> **DATASET ROWS**
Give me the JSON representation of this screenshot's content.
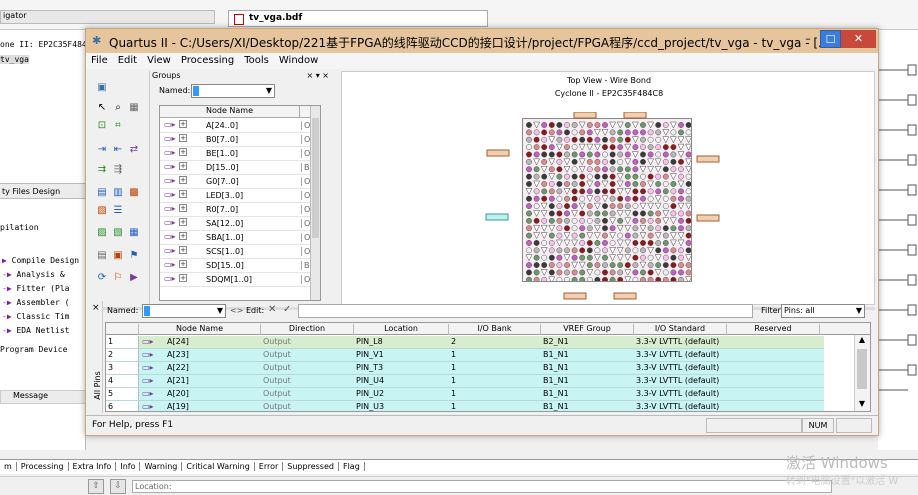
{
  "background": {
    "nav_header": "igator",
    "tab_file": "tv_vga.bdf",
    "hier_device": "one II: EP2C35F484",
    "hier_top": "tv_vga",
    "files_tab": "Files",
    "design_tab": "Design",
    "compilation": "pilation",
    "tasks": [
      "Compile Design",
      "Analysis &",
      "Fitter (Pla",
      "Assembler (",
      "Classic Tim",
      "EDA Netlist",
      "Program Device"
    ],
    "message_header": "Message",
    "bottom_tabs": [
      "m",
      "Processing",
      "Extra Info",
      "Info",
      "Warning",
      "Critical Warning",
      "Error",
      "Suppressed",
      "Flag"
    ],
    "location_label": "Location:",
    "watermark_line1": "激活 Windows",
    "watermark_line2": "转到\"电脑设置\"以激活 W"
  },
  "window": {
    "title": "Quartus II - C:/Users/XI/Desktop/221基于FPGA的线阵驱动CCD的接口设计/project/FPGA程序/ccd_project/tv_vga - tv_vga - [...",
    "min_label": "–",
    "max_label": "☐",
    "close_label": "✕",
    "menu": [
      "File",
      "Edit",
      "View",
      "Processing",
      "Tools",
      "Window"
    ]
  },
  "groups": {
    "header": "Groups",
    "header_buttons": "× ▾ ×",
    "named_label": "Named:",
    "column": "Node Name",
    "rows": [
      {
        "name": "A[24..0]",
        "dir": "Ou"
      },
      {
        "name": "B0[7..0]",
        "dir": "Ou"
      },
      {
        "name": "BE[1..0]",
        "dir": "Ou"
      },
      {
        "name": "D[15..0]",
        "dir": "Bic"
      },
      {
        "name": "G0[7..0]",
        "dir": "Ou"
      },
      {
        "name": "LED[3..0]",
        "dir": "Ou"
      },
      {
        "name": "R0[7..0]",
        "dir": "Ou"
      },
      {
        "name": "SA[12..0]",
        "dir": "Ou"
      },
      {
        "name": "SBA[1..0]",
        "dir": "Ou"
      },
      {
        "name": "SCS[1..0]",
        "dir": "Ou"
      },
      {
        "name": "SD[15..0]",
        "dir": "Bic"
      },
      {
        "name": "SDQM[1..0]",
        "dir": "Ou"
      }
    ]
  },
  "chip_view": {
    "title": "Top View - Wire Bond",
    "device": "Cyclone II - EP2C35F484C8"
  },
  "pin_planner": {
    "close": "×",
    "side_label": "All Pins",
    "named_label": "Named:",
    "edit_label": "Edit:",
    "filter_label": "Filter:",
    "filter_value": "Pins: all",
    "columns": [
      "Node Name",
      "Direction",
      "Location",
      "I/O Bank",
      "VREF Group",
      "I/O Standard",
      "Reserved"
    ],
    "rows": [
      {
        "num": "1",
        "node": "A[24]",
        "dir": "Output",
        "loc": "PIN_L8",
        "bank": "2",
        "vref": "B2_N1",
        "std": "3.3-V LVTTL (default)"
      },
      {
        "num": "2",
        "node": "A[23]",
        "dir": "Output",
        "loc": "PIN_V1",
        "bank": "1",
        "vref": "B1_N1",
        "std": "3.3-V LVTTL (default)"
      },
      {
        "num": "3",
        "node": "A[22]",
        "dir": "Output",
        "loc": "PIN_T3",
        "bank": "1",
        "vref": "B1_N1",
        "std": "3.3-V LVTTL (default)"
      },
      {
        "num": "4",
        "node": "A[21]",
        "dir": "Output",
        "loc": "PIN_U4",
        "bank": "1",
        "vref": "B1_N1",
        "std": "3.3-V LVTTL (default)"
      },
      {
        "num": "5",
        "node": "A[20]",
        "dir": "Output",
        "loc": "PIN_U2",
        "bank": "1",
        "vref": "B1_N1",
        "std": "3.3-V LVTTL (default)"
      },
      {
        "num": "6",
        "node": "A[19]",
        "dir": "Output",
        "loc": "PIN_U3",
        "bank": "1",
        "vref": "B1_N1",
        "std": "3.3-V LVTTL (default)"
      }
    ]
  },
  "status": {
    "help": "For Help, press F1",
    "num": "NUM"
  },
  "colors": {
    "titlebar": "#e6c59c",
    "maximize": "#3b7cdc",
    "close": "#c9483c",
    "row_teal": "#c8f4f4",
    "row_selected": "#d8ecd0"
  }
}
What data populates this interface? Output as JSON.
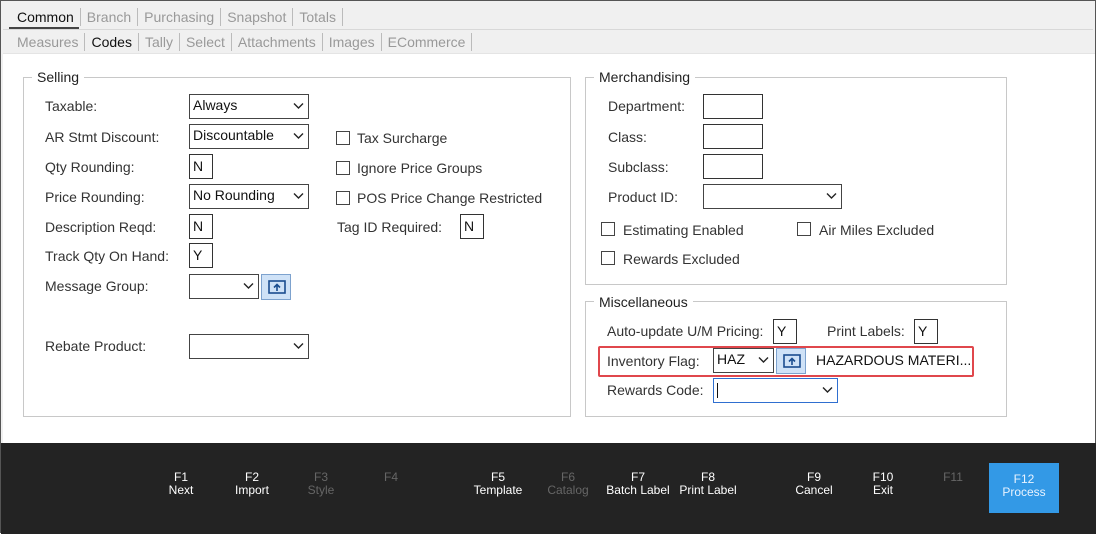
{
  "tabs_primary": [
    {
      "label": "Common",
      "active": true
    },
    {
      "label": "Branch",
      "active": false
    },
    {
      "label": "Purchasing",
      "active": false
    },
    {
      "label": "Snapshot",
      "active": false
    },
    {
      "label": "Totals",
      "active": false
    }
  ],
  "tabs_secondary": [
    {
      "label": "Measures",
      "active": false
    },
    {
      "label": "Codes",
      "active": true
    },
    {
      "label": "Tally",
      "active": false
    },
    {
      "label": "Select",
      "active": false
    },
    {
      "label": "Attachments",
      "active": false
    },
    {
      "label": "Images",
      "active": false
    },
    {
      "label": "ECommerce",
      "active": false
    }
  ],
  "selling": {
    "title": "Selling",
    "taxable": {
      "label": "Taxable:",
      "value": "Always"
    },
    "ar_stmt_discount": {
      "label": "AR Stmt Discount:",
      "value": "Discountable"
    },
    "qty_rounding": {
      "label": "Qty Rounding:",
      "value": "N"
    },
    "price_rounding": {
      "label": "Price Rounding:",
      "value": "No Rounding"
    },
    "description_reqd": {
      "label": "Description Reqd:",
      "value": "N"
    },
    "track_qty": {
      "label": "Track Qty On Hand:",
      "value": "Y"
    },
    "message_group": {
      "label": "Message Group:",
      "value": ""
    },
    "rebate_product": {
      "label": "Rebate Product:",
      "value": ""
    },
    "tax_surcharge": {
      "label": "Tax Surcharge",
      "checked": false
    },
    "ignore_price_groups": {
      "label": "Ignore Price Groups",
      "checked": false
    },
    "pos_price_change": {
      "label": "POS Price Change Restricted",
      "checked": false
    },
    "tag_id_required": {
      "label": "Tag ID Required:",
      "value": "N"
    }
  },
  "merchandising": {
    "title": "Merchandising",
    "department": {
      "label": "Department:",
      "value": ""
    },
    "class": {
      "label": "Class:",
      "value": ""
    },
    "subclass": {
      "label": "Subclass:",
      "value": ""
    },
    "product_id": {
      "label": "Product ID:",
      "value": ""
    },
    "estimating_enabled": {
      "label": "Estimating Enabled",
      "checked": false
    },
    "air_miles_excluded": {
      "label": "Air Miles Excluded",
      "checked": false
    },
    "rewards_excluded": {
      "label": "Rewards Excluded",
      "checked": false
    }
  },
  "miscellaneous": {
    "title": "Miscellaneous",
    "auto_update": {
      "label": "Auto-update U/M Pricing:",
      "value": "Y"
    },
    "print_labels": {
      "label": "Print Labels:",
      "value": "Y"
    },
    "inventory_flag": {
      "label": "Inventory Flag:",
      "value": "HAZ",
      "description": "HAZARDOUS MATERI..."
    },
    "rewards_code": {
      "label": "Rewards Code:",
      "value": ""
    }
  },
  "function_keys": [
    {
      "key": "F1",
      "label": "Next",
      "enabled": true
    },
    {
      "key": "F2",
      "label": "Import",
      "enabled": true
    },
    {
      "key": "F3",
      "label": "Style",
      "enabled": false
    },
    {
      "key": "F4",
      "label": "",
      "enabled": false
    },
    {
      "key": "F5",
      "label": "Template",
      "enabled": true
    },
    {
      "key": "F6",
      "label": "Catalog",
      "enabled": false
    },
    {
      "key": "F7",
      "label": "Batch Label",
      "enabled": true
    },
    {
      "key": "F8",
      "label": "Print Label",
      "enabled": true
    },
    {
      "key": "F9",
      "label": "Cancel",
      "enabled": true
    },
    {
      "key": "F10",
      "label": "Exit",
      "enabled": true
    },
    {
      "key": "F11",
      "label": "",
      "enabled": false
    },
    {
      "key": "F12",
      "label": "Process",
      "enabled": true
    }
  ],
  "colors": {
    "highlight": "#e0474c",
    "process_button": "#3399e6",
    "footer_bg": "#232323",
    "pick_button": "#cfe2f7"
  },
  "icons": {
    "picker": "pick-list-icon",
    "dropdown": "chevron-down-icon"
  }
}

> **WHAT THE TASK REQUIRES**
From the listing above, copy all lines holding the word "this".

> **REPLY TO THE EXERCISE**
Give me the JSON representation of this screenshot's content.
What data populates this interface? Output as JSON.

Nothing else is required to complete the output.